Locate the lines of the listing below that hold "space", then copy each of them.
[Begin STORED DATA]
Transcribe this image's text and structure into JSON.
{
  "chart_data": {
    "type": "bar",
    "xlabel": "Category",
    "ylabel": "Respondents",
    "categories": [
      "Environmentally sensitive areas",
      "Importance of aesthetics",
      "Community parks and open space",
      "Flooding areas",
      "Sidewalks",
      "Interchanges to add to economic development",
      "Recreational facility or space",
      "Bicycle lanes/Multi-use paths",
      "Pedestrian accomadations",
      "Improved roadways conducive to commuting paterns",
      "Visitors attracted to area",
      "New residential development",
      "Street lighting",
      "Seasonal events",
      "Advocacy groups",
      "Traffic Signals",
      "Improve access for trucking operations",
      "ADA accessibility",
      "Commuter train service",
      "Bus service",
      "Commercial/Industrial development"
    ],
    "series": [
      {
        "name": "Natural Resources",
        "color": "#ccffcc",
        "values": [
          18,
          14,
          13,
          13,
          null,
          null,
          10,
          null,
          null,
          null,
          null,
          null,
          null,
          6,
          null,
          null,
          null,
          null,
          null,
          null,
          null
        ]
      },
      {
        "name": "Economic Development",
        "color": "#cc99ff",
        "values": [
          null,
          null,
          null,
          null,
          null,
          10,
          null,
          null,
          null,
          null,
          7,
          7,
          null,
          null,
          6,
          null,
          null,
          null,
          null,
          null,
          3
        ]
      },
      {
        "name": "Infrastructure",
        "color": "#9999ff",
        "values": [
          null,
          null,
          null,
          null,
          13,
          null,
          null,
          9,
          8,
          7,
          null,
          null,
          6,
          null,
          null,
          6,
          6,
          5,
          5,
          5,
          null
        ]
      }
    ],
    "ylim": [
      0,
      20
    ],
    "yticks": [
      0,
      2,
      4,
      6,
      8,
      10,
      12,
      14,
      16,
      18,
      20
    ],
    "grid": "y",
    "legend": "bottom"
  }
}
[End STORED DATA]
[Begin STORED DATA]
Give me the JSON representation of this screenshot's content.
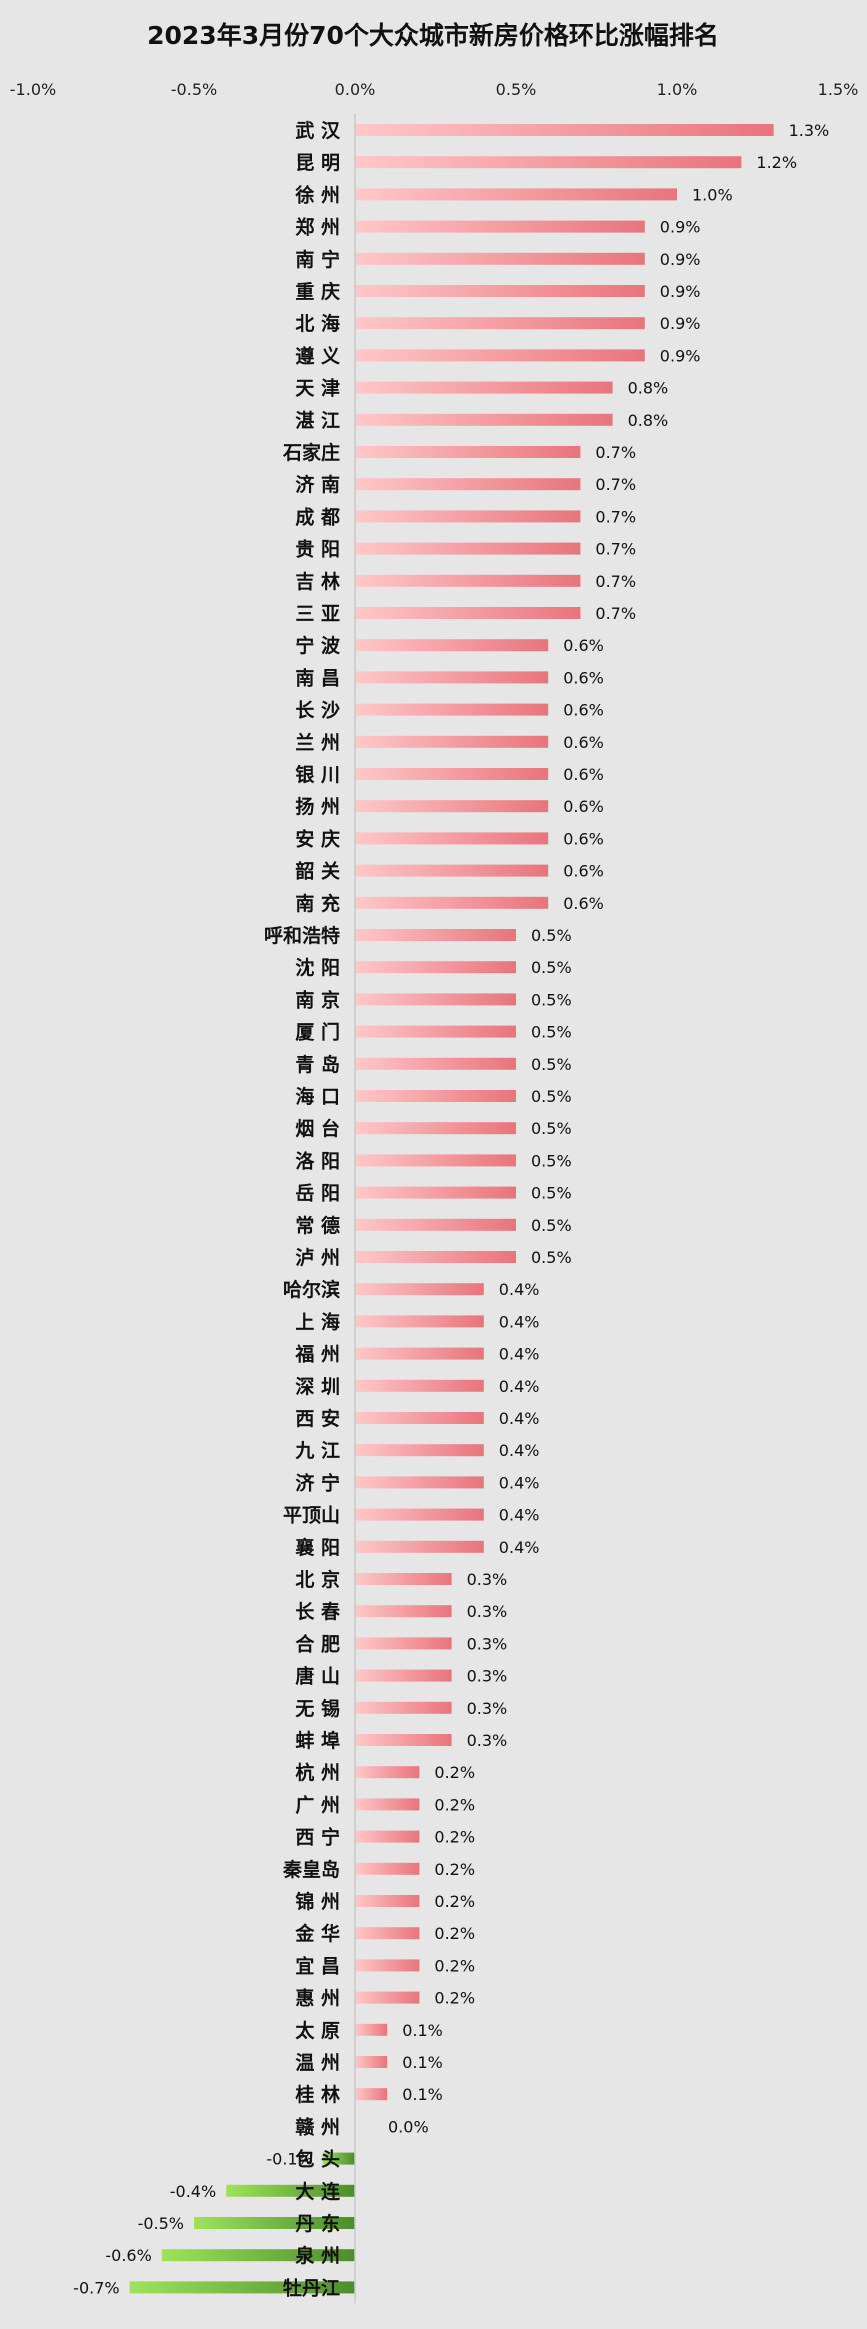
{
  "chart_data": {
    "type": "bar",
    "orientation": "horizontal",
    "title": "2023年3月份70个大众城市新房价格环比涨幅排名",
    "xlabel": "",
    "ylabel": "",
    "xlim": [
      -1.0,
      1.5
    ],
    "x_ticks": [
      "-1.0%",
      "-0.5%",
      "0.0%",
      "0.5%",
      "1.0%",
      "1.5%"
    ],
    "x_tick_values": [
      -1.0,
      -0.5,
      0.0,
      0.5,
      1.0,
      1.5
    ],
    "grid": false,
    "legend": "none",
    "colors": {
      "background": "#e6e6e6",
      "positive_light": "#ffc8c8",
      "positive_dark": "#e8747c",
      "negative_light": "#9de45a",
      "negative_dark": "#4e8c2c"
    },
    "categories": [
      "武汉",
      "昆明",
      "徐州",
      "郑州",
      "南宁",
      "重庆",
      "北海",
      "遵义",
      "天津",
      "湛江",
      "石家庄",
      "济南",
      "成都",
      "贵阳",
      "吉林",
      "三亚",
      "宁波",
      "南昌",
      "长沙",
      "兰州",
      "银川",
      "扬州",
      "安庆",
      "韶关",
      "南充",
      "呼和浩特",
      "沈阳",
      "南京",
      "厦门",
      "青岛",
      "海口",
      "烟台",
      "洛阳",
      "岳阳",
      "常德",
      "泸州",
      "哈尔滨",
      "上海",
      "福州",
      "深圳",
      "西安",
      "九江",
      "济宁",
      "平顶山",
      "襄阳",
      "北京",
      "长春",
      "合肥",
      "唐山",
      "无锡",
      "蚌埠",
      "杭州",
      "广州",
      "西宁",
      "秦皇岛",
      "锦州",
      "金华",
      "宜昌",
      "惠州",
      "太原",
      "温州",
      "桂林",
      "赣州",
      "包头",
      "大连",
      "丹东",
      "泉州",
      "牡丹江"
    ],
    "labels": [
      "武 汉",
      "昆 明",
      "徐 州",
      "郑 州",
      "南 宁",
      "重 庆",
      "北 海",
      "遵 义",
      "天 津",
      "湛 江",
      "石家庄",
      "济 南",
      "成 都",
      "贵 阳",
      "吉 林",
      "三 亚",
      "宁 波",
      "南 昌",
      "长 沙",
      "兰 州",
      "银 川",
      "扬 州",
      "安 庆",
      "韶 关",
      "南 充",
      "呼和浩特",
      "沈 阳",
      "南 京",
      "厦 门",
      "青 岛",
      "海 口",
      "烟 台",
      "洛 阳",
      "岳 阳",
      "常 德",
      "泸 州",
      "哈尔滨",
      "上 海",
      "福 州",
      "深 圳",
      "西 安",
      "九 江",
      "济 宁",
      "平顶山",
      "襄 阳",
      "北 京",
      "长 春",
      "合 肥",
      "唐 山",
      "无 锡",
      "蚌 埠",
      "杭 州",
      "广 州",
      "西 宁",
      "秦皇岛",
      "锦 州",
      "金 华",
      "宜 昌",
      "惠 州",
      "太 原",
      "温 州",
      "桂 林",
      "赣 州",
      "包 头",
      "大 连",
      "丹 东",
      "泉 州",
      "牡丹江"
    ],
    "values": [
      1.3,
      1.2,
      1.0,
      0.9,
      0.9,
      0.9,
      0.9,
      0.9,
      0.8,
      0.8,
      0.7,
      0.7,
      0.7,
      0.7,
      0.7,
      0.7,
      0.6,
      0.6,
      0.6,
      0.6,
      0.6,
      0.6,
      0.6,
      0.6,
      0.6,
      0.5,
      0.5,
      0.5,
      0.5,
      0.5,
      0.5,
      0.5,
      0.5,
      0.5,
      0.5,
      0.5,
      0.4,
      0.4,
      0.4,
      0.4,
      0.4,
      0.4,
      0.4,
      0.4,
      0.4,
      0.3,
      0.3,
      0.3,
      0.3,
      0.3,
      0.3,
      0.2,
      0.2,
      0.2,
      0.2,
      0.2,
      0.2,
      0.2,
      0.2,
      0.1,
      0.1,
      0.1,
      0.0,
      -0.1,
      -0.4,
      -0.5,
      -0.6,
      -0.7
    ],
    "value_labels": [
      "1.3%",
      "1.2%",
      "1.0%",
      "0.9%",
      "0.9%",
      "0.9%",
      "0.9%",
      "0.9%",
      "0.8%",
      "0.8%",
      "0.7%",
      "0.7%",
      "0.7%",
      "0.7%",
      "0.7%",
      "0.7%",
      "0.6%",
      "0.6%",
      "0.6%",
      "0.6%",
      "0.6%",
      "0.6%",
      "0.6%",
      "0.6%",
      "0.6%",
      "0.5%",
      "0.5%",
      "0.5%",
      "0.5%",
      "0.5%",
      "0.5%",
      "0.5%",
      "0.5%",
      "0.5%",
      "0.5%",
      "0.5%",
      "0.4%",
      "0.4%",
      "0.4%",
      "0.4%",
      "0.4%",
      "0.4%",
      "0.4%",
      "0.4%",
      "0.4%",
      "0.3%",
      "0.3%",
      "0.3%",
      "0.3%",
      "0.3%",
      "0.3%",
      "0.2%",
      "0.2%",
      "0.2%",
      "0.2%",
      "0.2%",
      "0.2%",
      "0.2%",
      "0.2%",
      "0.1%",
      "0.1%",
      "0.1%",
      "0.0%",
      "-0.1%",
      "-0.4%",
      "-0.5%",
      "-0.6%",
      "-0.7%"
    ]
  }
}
[End STORED DATA]
[Begin STORED DATA]
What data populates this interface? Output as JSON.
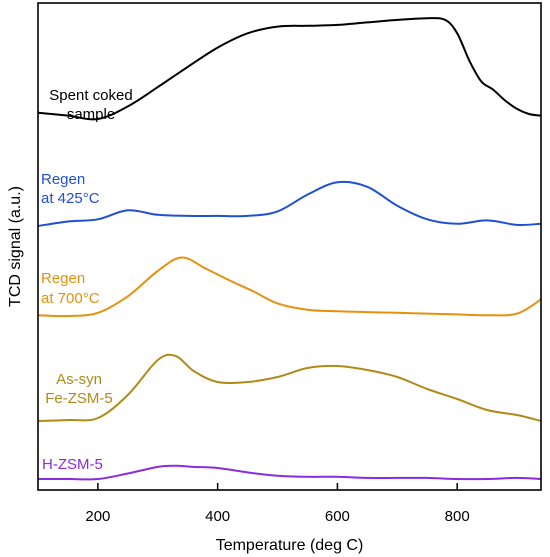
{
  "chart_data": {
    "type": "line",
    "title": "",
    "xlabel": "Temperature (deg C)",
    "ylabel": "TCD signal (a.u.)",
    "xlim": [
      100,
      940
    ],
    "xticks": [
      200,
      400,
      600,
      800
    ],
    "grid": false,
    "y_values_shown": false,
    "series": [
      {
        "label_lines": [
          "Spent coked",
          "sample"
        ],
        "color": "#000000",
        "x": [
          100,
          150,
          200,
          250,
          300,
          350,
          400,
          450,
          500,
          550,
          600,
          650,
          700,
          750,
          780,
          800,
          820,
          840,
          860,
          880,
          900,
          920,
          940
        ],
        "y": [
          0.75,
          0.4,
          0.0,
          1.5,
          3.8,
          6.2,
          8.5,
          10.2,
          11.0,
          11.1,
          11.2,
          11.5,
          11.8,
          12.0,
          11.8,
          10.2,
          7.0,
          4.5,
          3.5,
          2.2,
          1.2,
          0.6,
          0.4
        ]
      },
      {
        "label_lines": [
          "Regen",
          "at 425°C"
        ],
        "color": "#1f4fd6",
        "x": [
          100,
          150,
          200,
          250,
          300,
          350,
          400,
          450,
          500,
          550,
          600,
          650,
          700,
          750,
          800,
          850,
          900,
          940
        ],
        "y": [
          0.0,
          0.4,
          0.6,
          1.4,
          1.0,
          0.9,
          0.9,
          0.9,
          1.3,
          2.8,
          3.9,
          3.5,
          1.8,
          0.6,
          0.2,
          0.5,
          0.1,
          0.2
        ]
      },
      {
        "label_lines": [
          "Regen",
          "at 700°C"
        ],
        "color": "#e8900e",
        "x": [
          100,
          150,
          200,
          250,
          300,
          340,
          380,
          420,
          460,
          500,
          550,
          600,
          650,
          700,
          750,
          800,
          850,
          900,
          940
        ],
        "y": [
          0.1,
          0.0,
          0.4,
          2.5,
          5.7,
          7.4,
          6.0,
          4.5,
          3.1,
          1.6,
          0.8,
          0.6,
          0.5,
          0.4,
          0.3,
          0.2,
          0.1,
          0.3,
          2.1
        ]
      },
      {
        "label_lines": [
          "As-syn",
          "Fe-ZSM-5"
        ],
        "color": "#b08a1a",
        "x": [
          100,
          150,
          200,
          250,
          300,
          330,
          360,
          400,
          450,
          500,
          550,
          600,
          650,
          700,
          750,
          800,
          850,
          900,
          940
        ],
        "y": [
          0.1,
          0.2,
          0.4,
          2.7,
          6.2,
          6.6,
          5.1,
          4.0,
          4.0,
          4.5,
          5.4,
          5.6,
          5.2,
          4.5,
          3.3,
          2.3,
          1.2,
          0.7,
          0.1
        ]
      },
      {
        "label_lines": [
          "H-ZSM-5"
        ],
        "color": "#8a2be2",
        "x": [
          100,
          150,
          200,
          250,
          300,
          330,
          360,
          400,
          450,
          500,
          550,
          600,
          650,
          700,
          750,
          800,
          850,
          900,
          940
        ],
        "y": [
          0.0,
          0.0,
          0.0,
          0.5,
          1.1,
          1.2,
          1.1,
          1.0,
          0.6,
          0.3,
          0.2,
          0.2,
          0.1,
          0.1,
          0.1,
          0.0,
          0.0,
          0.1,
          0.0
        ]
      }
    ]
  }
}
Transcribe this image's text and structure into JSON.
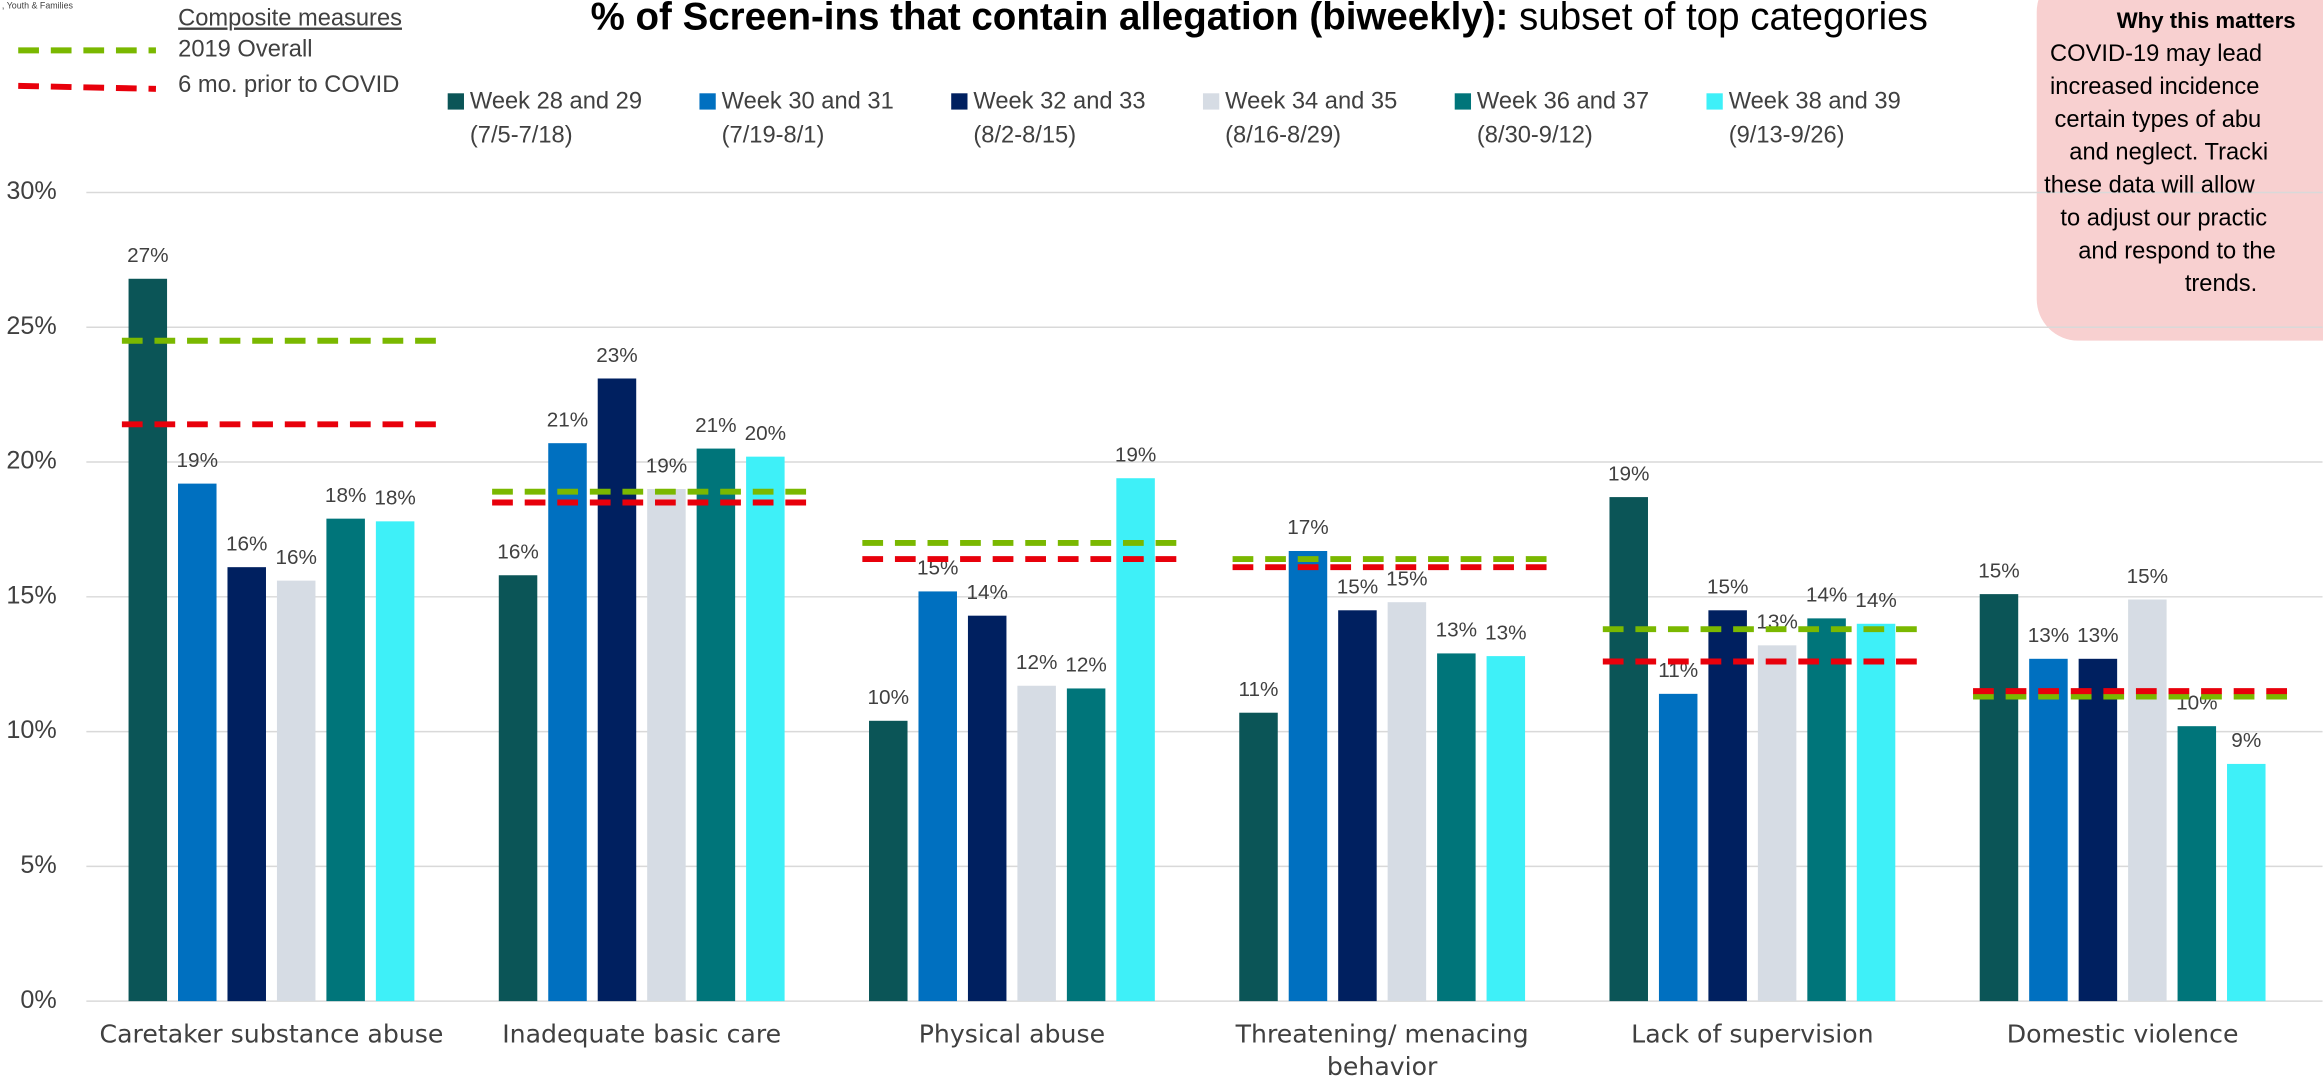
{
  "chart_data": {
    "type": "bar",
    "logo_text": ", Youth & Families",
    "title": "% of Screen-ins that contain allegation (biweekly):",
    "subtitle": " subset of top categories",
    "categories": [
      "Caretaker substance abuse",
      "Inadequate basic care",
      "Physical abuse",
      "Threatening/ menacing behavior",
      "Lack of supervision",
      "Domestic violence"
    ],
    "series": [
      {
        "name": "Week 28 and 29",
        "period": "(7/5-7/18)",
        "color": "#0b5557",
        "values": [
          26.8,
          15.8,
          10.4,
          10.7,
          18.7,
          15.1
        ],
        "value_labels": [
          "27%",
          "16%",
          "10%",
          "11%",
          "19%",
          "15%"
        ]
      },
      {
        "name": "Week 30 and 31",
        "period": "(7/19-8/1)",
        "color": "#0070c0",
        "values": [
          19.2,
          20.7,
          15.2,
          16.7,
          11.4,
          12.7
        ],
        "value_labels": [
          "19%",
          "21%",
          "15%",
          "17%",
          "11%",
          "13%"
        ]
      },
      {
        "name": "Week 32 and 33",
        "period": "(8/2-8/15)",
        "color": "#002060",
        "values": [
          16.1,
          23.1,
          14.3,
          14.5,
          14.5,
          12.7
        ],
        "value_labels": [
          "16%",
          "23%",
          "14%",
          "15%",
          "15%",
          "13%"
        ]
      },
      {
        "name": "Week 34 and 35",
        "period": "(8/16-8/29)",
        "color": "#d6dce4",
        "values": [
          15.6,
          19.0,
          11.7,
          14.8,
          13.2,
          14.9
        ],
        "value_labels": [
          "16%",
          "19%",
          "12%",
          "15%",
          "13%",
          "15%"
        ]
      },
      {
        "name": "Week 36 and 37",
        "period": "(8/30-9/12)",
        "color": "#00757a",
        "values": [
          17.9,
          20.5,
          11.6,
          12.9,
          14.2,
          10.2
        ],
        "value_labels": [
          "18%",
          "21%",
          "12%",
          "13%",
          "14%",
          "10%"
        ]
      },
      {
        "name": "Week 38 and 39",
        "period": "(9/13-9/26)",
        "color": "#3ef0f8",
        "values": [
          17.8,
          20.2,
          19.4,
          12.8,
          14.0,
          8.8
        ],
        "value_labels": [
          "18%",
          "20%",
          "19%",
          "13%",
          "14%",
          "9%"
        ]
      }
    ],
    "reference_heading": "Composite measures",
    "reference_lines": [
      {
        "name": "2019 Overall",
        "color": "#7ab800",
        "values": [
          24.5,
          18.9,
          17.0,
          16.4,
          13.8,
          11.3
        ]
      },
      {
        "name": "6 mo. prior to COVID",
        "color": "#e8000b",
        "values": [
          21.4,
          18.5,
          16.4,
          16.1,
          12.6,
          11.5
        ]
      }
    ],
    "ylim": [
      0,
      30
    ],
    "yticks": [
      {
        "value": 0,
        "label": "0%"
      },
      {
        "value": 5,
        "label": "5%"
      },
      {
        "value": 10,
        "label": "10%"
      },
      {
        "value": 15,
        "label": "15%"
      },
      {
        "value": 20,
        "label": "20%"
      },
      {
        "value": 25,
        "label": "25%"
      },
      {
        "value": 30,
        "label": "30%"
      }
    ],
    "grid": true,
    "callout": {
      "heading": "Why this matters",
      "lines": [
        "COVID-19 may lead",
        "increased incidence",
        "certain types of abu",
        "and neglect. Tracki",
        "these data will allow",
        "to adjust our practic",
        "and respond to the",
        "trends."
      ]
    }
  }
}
[End STORED DATA]
OUTPUT OF THE EXERCISE:
      "Community parks and open space",
      "Recreational facility or space",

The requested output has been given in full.